▶ CHALLENGE
Quote every line below exactly as it reads.

(Collected data)
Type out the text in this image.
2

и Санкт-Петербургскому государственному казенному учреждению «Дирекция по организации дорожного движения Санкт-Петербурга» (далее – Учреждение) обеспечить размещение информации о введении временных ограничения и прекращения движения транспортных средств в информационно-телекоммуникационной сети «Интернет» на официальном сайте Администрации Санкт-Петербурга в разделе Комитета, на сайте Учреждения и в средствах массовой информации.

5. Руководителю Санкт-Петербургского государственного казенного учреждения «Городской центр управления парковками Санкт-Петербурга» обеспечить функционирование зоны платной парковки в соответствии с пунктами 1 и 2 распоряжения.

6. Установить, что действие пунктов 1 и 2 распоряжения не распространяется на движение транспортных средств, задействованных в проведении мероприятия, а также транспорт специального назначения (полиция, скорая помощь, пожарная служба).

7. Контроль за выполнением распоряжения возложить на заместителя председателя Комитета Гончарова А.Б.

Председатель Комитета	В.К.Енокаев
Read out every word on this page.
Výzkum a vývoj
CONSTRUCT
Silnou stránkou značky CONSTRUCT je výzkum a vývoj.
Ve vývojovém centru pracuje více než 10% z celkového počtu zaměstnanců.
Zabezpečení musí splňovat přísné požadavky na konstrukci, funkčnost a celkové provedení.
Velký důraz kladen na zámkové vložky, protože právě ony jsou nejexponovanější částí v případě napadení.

▶ TASK SOLUTION
Type out the text in this image.
2

и Санкт-Петербургскому государственному казенному учреждению «Дирекция по организации дорожного движения Санкт-Петербурга» (далее – Учреждение) обеспечить размещение информации о введении временных ограничения и прекращения движения транспортных средств в информационно-телекоммуникационной сети «Интернет» на официальном сайте Администрации Санкт-Петербурга в разделе Комитета, на сайте Учреждения и в средствах массовой информации.

5. Руководителю Санкт-Петербургского государственного казенного учреждения «Городской центр управления парковками Санкт-Петербурга» обеспечить функционирование зоны платной парковки в соответствии с пунктами 1 и 2 распоряжения.

6. Установить, что действие пунктов 1 и 2 распоряжения не распространяется на движение транспортных средств, задействованных в проведении мероприятия, а также транспорт специального назначения (полиция, скорая помощь, пожарная служба).

7. Контроль за выполнением распоряжения возложить на заместителя председателя Комитета Гончарова А.Б.

Председатель Комитета	В.К.Енокаев
Read out every word on this page.
Výzkum a vývoj
CONSTRUCT
Silnou stránkou značky CONSTRUCT je výzkum a vývoj.
Ve vývojovém centru pracuje více než 10% z celkového počtu zaměstnanců.
Zabezpečení musí splňovat přísné požadavky na konstrukci, funkčnost a celkové provedení.
Velký důraz kladen na zámkové vložky, protože právě ony jsou nejexponovanější částí v případě napadení.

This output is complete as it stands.